Direction: Write the data out again exactly, dropping any images it holds.

Excerpted data:
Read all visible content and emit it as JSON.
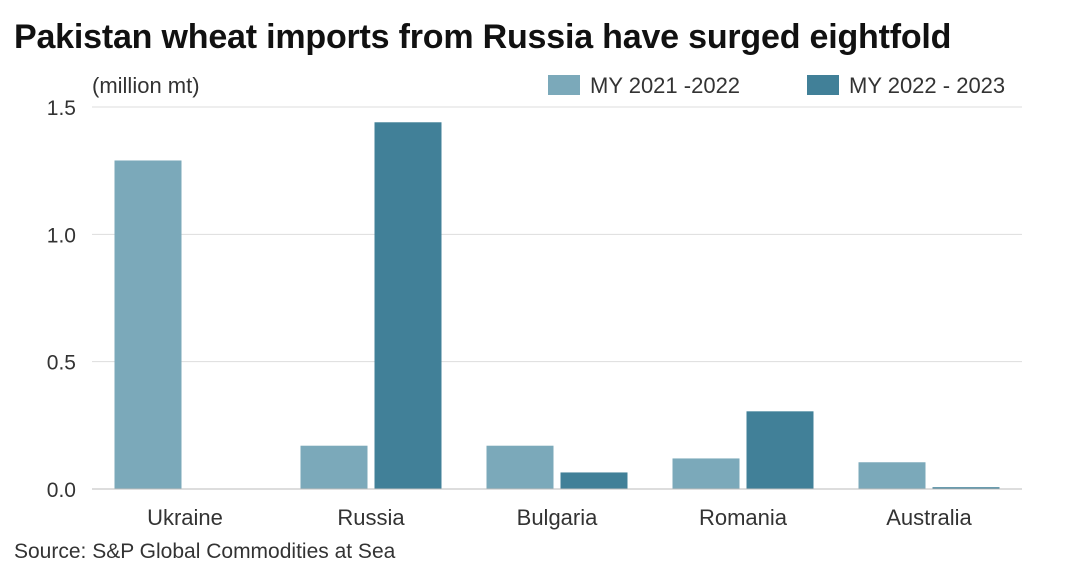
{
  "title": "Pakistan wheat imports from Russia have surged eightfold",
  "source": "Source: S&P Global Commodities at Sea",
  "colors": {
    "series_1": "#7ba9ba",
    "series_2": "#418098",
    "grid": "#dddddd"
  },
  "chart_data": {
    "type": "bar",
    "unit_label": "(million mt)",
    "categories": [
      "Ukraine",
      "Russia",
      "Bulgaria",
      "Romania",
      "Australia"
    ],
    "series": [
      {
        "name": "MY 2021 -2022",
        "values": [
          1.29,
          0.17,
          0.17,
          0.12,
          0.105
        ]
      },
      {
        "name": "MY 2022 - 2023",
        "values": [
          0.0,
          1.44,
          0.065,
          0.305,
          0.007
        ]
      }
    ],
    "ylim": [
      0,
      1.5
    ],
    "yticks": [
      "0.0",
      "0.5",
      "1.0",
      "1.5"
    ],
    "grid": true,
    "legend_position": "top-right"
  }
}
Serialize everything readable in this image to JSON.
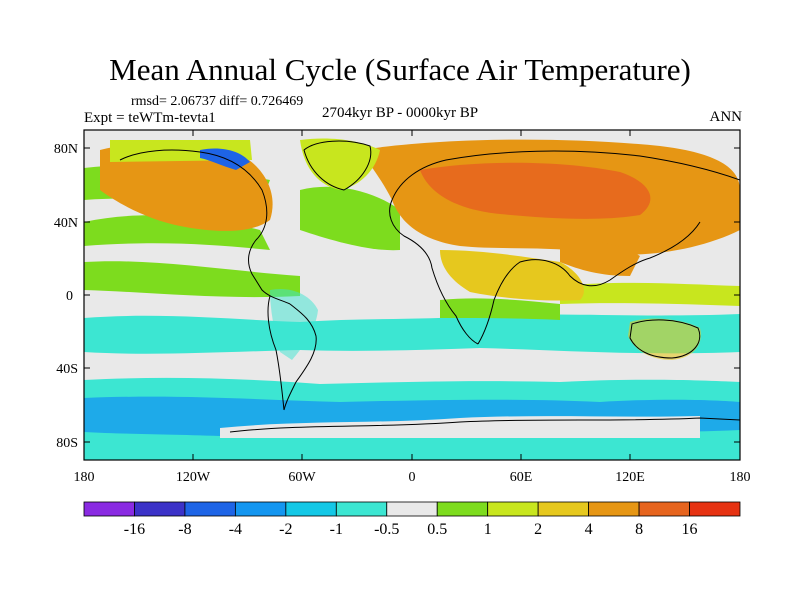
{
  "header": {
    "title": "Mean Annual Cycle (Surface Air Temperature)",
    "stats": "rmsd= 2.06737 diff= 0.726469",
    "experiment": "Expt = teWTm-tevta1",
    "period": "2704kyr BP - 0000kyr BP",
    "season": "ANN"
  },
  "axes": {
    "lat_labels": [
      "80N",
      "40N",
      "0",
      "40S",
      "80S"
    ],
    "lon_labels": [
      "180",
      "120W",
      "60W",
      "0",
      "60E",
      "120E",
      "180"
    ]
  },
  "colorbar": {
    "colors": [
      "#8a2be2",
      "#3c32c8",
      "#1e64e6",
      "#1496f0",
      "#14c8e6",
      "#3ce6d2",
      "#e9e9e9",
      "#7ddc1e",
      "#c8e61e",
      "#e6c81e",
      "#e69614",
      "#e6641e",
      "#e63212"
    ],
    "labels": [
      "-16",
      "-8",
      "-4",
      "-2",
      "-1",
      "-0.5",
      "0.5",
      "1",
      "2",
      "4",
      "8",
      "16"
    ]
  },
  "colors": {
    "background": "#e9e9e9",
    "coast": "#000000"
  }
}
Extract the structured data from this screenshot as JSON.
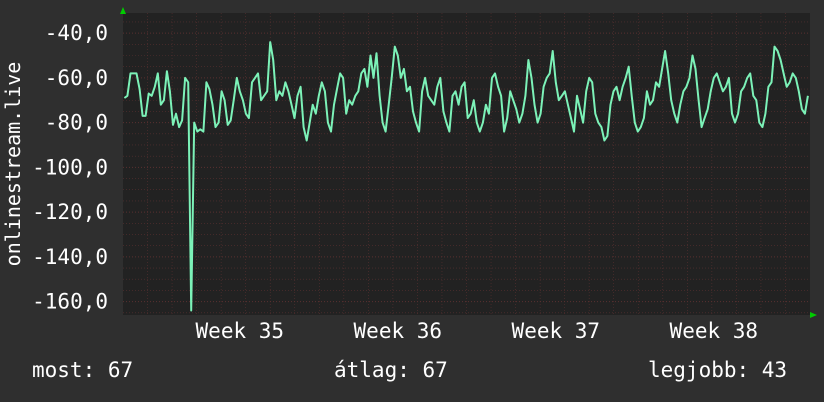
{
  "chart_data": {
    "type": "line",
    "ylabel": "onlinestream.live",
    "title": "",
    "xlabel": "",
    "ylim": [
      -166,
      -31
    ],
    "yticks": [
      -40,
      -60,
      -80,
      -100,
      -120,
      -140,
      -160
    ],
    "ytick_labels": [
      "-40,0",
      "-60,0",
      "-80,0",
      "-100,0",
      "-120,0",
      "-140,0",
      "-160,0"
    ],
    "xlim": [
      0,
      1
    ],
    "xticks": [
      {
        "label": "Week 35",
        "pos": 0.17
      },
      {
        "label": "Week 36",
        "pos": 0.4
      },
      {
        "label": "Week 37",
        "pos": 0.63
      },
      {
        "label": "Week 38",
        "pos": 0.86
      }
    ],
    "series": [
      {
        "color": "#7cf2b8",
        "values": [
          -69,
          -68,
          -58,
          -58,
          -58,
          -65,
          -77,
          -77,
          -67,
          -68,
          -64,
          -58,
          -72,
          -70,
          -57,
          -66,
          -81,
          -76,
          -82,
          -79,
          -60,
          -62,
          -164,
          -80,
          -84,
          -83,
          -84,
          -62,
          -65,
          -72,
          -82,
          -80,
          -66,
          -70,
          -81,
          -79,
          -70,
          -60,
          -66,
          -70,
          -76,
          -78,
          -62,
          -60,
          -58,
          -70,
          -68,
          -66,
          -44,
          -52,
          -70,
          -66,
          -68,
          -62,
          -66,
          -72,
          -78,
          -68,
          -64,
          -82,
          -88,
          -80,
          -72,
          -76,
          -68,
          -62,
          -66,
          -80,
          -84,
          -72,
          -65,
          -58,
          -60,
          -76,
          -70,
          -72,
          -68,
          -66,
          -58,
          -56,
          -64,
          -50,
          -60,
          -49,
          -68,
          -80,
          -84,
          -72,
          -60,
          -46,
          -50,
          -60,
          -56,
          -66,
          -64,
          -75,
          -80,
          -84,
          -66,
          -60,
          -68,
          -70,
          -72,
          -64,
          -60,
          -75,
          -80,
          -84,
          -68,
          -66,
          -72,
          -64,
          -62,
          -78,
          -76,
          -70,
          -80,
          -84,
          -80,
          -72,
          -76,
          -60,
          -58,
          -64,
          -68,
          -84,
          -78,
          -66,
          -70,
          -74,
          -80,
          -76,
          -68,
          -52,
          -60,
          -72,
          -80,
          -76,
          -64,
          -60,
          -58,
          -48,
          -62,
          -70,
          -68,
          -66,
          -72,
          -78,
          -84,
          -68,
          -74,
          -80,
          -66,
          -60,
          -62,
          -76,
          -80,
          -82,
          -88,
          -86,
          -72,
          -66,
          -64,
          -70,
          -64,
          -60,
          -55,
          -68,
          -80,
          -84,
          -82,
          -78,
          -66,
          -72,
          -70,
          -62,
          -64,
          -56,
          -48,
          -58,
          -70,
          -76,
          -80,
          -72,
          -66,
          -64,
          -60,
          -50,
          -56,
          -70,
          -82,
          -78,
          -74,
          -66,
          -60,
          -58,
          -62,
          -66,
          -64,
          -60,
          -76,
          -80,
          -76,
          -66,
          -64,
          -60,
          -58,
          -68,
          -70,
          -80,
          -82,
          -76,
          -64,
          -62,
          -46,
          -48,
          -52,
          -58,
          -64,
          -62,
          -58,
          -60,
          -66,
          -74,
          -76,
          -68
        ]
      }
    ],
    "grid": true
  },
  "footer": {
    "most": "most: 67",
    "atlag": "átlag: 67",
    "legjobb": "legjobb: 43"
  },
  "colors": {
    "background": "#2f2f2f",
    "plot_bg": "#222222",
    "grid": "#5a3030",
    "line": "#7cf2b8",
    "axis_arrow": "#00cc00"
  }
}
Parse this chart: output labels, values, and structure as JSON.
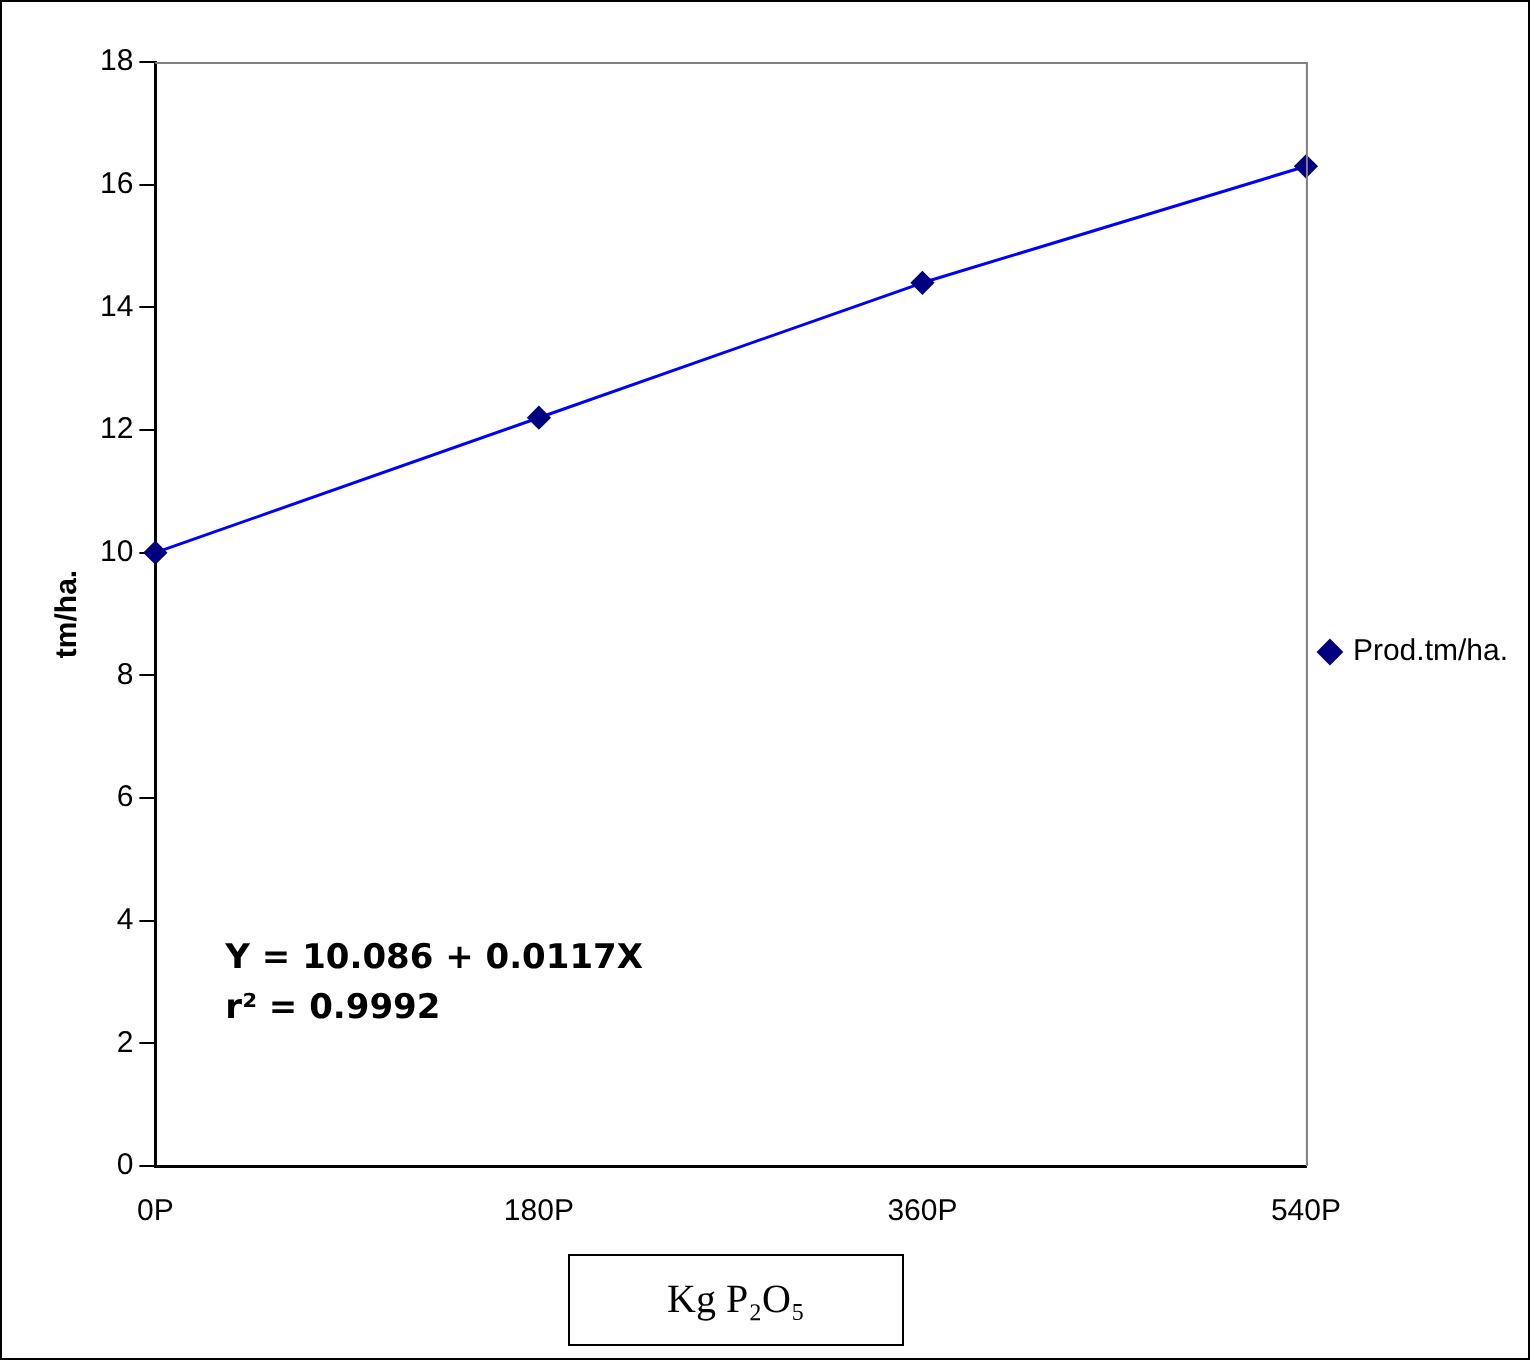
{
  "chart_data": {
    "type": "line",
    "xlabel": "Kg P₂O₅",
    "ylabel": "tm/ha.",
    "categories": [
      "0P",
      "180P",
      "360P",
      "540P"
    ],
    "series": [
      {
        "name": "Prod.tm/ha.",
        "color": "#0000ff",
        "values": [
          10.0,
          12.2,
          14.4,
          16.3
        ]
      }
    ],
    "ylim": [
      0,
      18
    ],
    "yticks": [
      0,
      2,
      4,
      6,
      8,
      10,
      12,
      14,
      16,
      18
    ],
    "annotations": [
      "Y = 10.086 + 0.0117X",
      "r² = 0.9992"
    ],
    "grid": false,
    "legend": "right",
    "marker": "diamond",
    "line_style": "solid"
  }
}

Reply to the task:
Read all visible content and emit it as JSON.
{
  "title": "Pakistan wheat imports from Russia have surged eightfold",
  "source": "Source: S&P Global Commodities at Sea",
  "colors": {
    "series_1": "#7ba9ba",
    "series_2": "#418098",
    "grid": "#dddddd"
  },
  "chart_data": {
    "type": "bar",
    "unit_label": "(million mt)",
    "categories": [
      "Ukraine",
      "Russia",
      "Bulgaria",
      "Romania",
      "Australia"
    ],
    "series": [
      {
        "name": "MY 2021 -2022",
        "values": [
          1.29,
          0.17,
          0.17,
          0.12,
          0.105
        ]
      },
      {
        "name": "MY 2022 - 2023",
        "values": [
          0.0,
          1.44,
          0.065,
          0.305,
          0.007
        ]
      }
    ],
    "ylim": [
      0,
      1.5
    ],
    "yticks": [
      "0.0",
      "0.5",
      "1.0",
      "1.5"
    ],
    "grid": true,
    "legend_position": "top-right"
  }
}
Serialize everything readable in this image to JSON.
{
  "header": {
    "title": "Mean Annual Cycle (Surface Air Temperature)",
    "stats": "rmsd= 2.06737 diff= 0.726469",
    "experiment": "Expt = teWTm-tevta1",
    "period": "2704kyr BP - 0000kyr BP",
    "season": "ANN"
  },
  "axes": {
    "lat_labels": [
      "80N",
      "40N",
      "0",
      "40S",
      "80S"
    ],
    "lon_labels": [
      "180",
      "120W",
      "60W",
      "0",
      "60E",
      "120E",
      "180"
    ]
  },
  "colorbar": {
    "colors": [
      "#8a2be2",
      "#3c32c8",
      "#1e64e6",
      "#1496f0",
      "#14c8e6",
      "#3ce6d2",
      "#e9e9e9",
      "#7ddc1e",
      "#c8e61e",
      "#e6c81e",
      "#e69614",
      "#e6641e",
      "#e63212"
    ],
    "labels": [
      "-16",
      "-8",
      "-4",
      "-2",
      "-1",
      "-0.5",
      "0.5",
      "1",
      "2",
      "4",
      "8",
      "16"
    ]
  },
  "colors": {
    "background": "#e9e9e9",
    "coast": "#000000"
  }
}
Extract the structured data from this screenshot as JSON.
{
  "chart_data": {
    "type": "line",
    "ylabel": "onlinestream.live",
    "title": "",
    "xlabel": "",
    "ylim": [
      -166,
      -31
    ],
    "yticks": [
      -40,
      -60,
      -80,
      -100,
      -120,
      -140,
      -160
    ],
    "ytick_labels": [
      "-40,0",
      "-60,0",
      "-80,0",
      "-100,0",
      "-120,0",
      "-140,0",
      "-160,0"
    ],
    "xlim": [
      0,
      1
    ],
    "xticks": [
      {
        "label": "Week 35",
        "pos": 0.17
      },
      {
        "label": "Week 36",
        "pos": 0.4
      },
      {
        "label": "Week 37",
        "pos": 0.63
      },
      {
        "label": "Week 38",
        "pos": 0.86
      }
    ],
    "series": [
      {
        "color": "#7cf2b8",
        "values": [
          -69,
          -68,
          -58,
          -58,
          -58,
          -65,
          -77,
          -77,
          -67,
          -68,
          -64,
          -58,
          -72,
          -70,
          -57,
          -66,
          -81,
          -76,
          -82,
          -79,
          -60,
          -62,
          -164,
          -80,
          -84,
          -83,
          -84,
          -62,
          -65,
          -72,
          -82,
          -80,
          -66,
          -70,
          -81,
          -79,
          -70,
          -60,
          -66,
          -70,
          -76,
          -78,
          -62,
          -60,
          -58,
          -70,
          -68,
          -66,
          -44,
          -52,
          -70,
          -66,
          -68,
          -62,
          -66,
          -72,
          -78,
          -68,
          -64,
          -82,
          -88,
          -80,
          -72,
          -76,
          -68,
          -62,
          -66,
          -80,
          -84,
          -72,
          -65,
          -58,
          -60,
          -76,
          -70,
          -72,
          -68,
          -66,
          -58,
          -56,
          -64,
          -50,
          -60,
          -49,
          -68,
          -80,
          -84,
          -72,
          -60,
          -46,
          -50,
          -60,
          -56,
          -66,
          -64,
          -75,
          -80,
          -84,
          -66,
          -60,
          -68,
          -70,
          -72,
          -64,
          -60,
          -75,
          -80,
          -84,
          -68,
          -66,
          -72,
          -64,
          -62,
          -78,
          -76,
          -70,
          -80,
          -84,
          -80,
          -72,
          -76,
          -60,
          -58,
          -64,
          -68,
          -84,
          -78,
          -66,
          -70,
          -74,
          -80,
          -76,
          -68,
          -52,
          -60,
          -72,
          -80,
          -76,
          -64,
          -60,
          -58,
          -48,
          -62,
          -70,
          -68,
          -66,
          -72,
          -78,
          -84,
          -68,
          -74,
          -80,
          -66,
          -60,
          -62,
          -76,
          -80,
          -82,
          -88,
          -86,
          -72,
          -66,
          -64,
          -70,
          -64,
          -60,
          -55,
          -68,
          -80,
          -84,
          -82,
          -78,
          -66,
          -72,
          -70,
          -62,
          -64,
          -56,
          -48,
          -58,
          -70,
          -76,
          -80,
          -72,
          -66,
          -64,
          -60,
          -50,
          -56,
          -70,
          -82,
          -78,
          -74,
          -66,
          -60,
          -58,
          -62,
          -66,
          -64,
          -60,
          -76,
          -80,
          -76,
          -66,
          -64,
          -60,
          -58,
          -68,
          -70,
          -80,
          -82,
          -76,
          -64,
          -62,
          -46,
          -48,
          -52,
          -58,
          -64,
          -62,
          -58,
          -60,
          -66,
          -74,
          -76,
          -68
        ]
      }
    ],
    "grid": true
  },
  "footer": {
    "most": "most: 67",
    "atlag": "átlag: 67",
    "legjobb": "legjobb: 43"
  },
  "colors": {
    "background": "#2f2f2f",
    "plot_bg": "#222222",
    "grid": "#5a3030",
    "line": "#7cf2b8",
    "axis_arrow": "#00cc00"
  }
}
Parse this chart: output labels, values, and structure as JSON.
{
  "chart_data": {
    "type": "line",
    "xlabel": "Kg P₂O₅",
    "ylabel": "tm/ha.",
    "categories": [
      "0P",
      "180P",
      "360P",
      "540P"
    ],
    "series": [
      {
        "name": "Prod.tm/ha.",
        "color": "#0000ff",
        "values": [
          10.0,
          12.2,
          14.4,
          16.3
        ]
      }
    ],
    "ylim": [
      0,
      18
    ],
    "yticks": [
      0,
      2,
      4,
      6,
      8,
      10,
      12,
      14,
      16,
      18
    ],
    "annotations": [
      "Y = 10.086 + 0.0117X",
      "r² = 0.9992"
    ],
    "grid": false,
    "legend": "right",
    "marker": "diamond",
    "line_style": "solid"
  }
}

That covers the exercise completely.